● SOURCE EXTRACT
##########

Regular expressions and regular grammars
There is a close connection between a regexp and a RG: the language of a
regular grammar must be the set corresponding to some regexp, but it does
not tell us how to find such a regexp.
BNF to Syntax Diagram
If the regexp is given in BNF, then we can find the regexp in a fairly
straightforward way by drawing the syntax diagram for the grammar.
Any adjacent symbols are a concatenation, and non-unique nonterminal is
a disjunction, and any recursive rule is a closure. Any terminal is a
state, and any nonterminal is a branch (in a normalised grammar). The
number of branches corresponds to the number of unique prefixes in the
righthand side of the rule for the nonterminal in question.
Start with the "distinguished" (i.e. start) state.
When the paths are completed, merge common suffixes iteratively (starting
with the longest suffix) until there are no common suffixes. Merge the
ends of the paths into a single exit path.
To define the corresponding regexp, write terms for each disjunction,
join concatenated symbols, mark all closures.
Syntax Diagram to REGEXP
To go from a syntax diagram to a RG, label each state, then write a rule for
each pair of states, working from final state to start state. Eliminate
single option rules.
Compilers and parsing
A regexp defines a FSM. That is, a regexp is a kind of high-level
program that must be translated into a low-level program that can be
executed by a computer. This translation is called "compiling".
Two things are necessary to compile a regexp into an executable program:
1. the regexp must be wellformed (legal)
2. a systematic method for translation must be defined
Determining whether an expression is wellformed is called "parsing". Recall
that a grammar defines a set of productions for constructing expressions.
Precisely how an expression is derived from a set of productions is its
parse (or its derivation). There may be more than one derivation for an
expression, but as long as there's at least one derivation then the
expression is wellformed.
Parsing, and compiler writing, are well-developed fields in computer
science, and many advanced treatments have been developed. We will
touch upon the basic principles necessary for compiling our regexp
search pattern.
Parsing
Determining whether a regexp is wellformed is the same as determining
whether it is part of the language of regexps. A language is defined
by a grammar, thus we first need a grammar for regexps. What kind of
grammar? Can we define the language of RGs by another RG? No. As it
happens we need a stronger formalism ... specifically we need a CFG.
We can only tell if a regexp is wellformed if it can be derived by the
CFG that defines the language of regexps.
Example CFG for regexps
E -> T
E -> T E
T -> F
T -> F*
T -> F + T
F -> v
F -> (E)

##########

● INFORMATION PROVIDED
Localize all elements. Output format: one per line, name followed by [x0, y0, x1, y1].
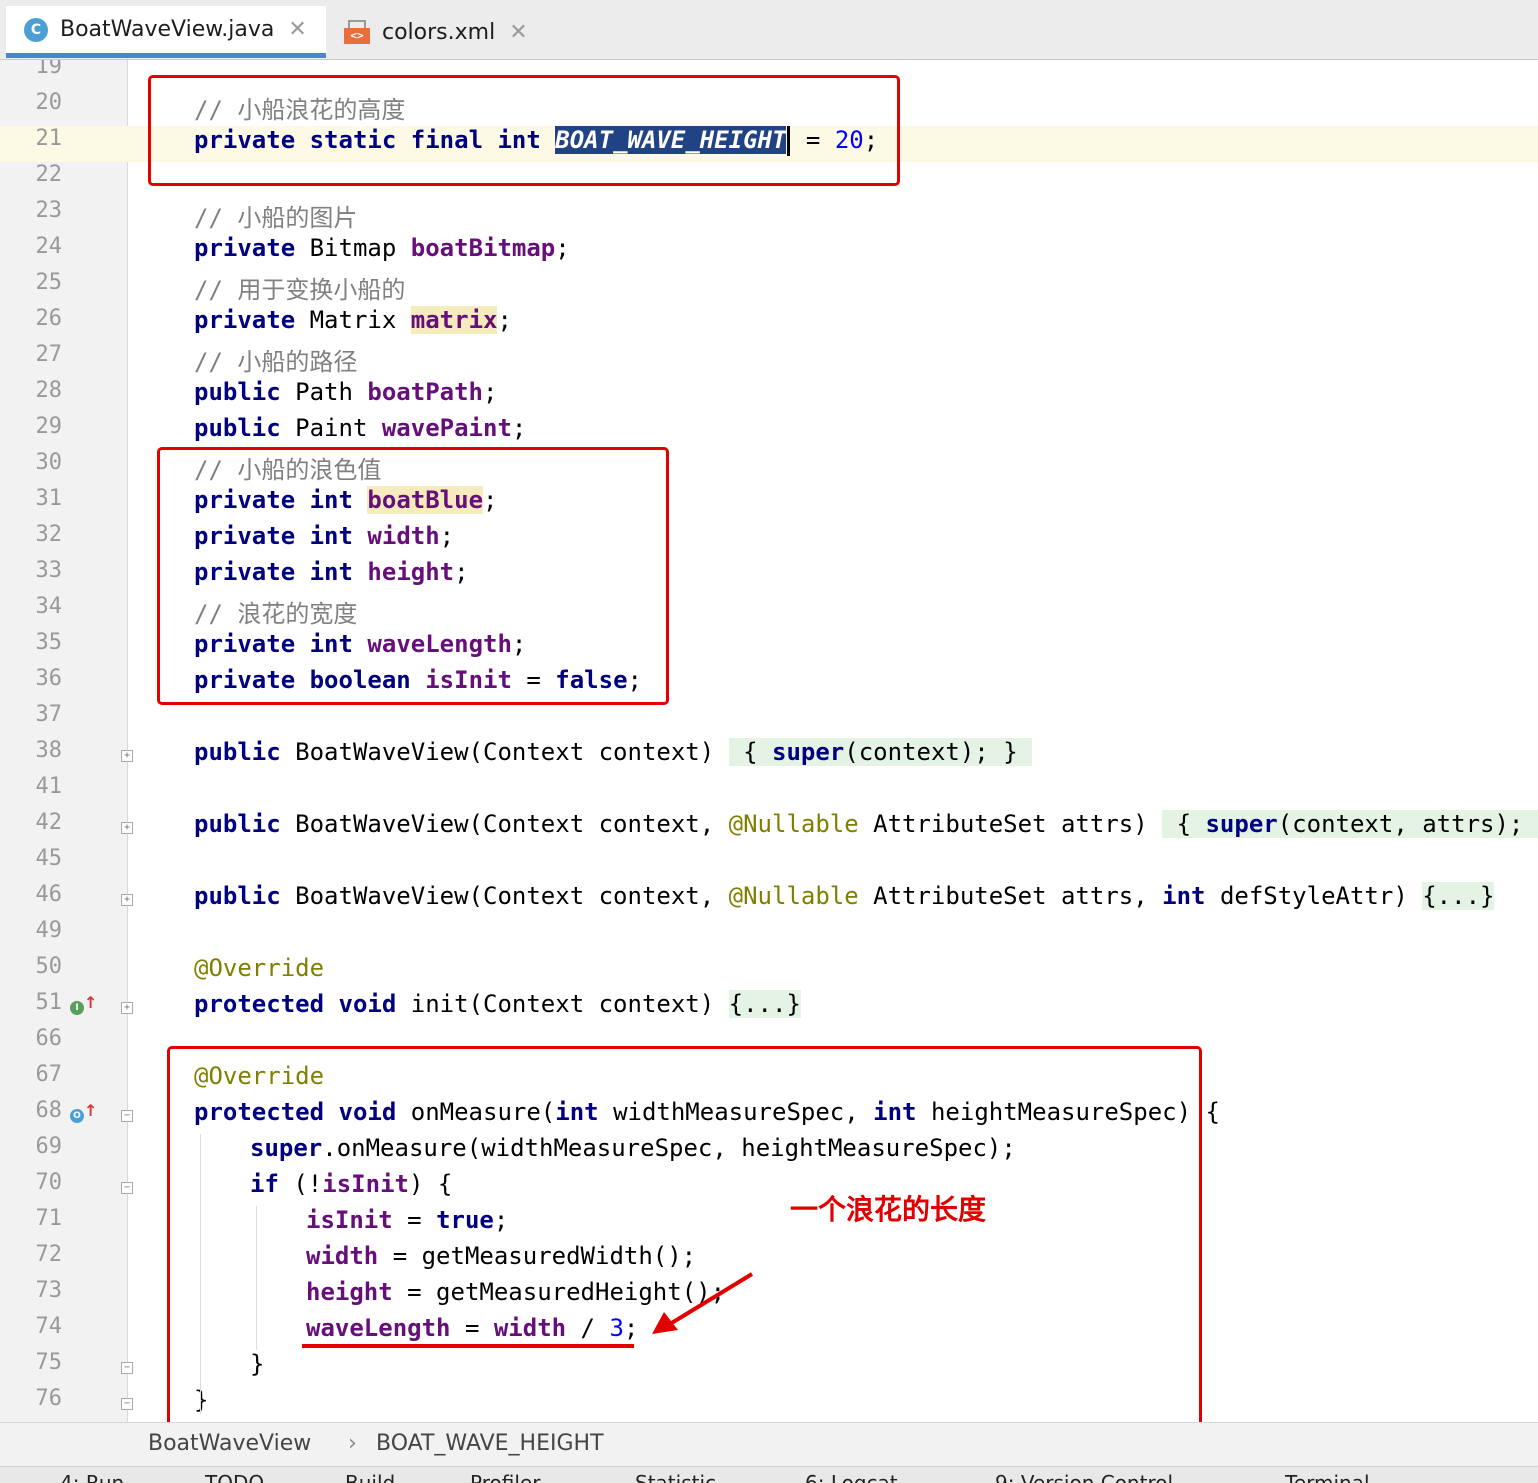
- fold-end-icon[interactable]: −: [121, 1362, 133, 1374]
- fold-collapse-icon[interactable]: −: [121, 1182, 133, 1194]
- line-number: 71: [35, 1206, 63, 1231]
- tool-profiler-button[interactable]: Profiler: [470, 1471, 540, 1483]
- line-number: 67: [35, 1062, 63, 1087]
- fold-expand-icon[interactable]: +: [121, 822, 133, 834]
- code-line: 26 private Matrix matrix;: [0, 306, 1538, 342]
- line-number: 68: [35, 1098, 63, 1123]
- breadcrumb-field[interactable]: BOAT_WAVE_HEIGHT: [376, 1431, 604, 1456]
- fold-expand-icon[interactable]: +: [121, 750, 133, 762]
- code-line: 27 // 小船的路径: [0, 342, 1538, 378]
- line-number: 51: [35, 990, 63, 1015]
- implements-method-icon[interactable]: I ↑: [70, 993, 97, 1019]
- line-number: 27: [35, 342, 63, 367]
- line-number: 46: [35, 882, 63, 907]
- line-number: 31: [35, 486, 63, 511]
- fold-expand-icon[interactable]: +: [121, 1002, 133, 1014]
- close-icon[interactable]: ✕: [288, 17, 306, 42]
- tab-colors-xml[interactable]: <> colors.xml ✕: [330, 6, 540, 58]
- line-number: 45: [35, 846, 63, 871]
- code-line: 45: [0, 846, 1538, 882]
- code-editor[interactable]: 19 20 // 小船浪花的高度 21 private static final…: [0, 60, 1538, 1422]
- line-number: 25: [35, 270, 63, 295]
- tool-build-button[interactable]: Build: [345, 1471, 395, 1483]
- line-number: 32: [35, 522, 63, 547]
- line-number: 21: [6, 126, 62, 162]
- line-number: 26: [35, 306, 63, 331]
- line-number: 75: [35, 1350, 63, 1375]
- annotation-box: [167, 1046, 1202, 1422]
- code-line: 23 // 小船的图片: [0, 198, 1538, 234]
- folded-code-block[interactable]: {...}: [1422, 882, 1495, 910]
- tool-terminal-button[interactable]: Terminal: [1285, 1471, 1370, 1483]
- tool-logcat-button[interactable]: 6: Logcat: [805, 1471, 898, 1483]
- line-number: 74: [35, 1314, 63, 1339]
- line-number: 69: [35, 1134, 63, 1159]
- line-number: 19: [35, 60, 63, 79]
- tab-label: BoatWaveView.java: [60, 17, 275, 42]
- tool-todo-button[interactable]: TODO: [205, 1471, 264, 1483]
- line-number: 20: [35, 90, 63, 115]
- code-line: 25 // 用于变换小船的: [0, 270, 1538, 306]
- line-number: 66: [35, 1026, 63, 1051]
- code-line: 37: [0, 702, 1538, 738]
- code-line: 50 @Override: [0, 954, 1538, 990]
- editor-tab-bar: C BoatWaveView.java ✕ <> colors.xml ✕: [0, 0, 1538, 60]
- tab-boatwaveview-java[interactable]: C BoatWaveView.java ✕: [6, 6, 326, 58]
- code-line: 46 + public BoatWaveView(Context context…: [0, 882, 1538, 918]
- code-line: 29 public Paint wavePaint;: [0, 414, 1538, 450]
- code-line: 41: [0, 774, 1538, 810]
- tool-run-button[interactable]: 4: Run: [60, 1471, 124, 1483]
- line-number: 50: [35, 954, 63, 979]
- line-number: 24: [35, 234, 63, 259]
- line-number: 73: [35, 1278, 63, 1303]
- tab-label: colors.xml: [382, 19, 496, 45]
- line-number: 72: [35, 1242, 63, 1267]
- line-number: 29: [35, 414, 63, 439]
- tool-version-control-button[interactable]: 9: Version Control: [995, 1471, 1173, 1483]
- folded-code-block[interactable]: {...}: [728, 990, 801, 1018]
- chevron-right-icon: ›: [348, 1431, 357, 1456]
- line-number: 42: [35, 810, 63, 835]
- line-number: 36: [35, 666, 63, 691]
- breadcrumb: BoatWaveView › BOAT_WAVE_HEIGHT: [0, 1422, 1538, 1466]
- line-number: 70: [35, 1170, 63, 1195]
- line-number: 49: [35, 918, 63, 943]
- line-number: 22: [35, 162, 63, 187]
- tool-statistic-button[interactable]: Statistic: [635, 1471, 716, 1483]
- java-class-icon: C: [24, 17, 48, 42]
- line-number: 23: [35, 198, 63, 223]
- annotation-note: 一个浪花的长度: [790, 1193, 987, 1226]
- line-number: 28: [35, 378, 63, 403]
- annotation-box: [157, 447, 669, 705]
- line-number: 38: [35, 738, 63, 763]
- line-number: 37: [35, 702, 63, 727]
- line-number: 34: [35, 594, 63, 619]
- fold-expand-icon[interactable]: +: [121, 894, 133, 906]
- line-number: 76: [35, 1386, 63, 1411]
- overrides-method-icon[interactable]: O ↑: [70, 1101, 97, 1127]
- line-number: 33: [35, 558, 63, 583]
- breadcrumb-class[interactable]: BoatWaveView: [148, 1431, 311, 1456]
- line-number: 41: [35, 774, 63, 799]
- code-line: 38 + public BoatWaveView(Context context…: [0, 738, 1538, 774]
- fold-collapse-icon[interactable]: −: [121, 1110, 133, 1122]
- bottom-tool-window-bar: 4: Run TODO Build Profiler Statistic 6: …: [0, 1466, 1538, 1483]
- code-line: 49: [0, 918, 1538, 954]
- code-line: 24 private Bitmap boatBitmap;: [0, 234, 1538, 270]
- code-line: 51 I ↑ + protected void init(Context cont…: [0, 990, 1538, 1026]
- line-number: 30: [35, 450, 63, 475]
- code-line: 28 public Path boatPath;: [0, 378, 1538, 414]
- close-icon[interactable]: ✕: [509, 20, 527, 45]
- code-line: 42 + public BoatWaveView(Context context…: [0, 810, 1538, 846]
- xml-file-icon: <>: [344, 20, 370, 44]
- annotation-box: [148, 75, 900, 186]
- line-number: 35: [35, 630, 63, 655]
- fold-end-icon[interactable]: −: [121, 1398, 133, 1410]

##########

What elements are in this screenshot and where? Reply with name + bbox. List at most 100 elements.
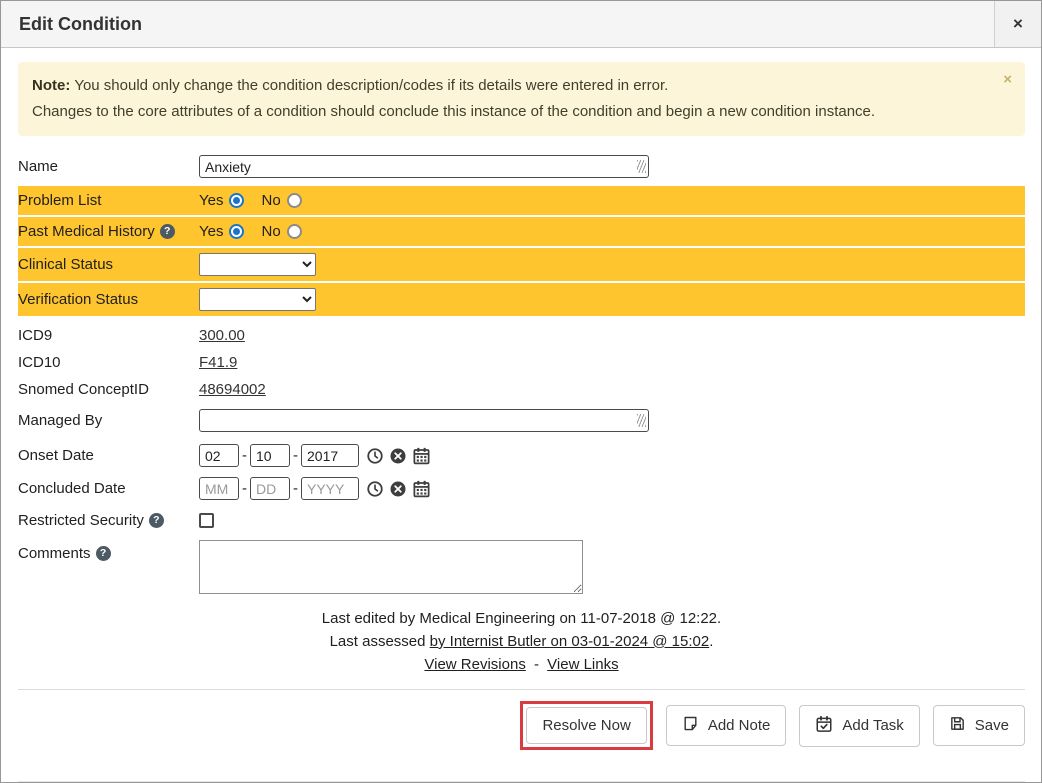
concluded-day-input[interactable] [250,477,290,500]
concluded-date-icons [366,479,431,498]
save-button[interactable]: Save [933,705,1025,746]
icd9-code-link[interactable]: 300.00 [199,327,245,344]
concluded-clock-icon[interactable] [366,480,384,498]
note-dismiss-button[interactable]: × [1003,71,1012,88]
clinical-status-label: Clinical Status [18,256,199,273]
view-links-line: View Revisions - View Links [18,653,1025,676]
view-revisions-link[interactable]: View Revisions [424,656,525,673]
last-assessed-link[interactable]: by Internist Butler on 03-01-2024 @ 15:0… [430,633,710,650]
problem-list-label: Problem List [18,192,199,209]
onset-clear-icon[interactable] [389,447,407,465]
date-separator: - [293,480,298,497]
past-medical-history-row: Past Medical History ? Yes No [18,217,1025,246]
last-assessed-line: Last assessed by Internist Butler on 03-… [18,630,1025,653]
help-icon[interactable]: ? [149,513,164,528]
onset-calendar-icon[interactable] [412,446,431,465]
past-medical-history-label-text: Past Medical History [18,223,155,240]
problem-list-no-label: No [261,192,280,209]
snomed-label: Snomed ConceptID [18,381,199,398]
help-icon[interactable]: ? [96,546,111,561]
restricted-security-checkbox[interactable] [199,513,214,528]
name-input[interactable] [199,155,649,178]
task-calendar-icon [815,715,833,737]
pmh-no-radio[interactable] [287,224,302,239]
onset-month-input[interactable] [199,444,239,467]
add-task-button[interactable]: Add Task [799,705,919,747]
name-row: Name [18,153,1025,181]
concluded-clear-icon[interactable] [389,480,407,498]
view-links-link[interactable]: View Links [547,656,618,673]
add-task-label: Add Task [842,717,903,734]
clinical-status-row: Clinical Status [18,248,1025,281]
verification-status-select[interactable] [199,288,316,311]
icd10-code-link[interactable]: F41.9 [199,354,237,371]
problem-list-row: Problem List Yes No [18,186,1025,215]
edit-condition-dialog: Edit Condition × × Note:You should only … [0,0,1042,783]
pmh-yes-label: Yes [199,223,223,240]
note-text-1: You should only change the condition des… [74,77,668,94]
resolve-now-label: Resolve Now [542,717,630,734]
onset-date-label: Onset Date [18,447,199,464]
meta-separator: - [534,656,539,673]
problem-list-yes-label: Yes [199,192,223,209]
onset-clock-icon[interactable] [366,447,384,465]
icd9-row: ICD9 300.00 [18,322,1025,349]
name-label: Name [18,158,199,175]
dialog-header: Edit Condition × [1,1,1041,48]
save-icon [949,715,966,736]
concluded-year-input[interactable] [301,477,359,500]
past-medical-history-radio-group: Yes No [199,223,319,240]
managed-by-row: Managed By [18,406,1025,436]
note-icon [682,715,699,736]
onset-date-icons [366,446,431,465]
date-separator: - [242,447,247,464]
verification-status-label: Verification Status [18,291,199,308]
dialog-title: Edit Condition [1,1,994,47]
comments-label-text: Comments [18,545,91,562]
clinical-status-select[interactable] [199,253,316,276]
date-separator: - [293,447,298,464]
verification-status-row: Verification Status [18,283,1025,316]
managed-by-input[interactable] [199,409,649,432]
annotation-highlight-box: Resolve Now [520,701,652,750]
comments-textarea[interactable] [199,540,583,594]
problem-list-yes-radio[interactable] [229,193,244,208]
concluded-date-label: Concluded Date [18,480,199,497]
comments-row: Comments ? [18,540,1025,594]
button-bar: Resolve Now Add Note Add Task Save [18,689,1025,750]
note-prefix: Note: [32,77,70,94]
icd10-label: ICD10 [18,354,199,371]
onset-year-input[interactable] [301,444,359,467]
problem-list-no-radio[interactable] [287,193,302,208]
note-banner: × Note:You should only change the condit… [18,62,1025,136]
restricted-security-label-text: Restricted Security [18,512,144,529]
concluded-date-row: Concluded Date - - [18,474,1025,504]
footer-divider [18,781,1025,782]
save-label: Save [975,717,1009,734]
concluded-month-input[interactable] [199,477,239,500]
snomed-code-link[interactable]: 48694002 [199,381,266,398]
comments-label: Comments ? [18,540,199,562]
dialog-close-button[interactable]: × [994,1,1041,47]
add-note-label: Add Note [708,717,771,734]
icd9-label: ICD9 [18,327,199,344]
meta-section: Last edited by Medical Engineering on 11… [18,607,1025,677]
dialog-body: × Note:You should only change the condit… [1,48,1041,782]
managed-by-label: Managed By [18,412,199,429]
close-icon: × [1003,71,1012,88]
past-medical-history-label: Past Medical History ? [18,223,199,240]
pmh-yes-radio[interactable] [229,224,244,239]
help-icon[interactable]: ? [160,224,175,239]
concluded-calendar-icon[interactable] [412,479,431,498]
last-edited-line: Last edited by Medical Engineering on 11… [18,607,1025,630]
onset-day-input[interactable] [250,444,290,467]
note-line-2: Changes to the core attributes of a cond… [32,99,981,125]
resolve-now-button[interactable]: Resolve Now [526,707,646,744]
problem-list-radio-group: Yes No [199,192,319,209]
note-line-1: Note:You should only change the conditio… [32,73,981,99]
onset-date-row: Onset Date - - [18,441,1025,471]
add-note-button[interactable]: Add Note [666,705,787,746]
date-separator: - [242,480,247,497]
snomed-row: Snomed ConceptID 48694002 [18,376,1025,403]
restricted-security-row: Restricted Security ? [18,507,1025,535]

##########

● WORK TO COMPLETE
• 1. According to the regular expressions text, what is the translation of a regexp into a low-level program that a computer can execute called?
• 2. Copy out the regular expressions text from "2. a systematic" up to and including "expression is wellformed.".
The material was taken from a different source than the text.

● FULL SOLUTIONS
• 1. Compiling.

• 2.
2. a systematic method for translation must be defined
Determining whether an expression is wellformed is called "parsing". Recall
that a grammar defines a set of productions for constructing expressions.
Precisely how an expression is derived from a set of productions is its
parse (or its derivation). There may be more than one derivation for an
expression, but as long as there's at least one derivation then the
expression is wellformed.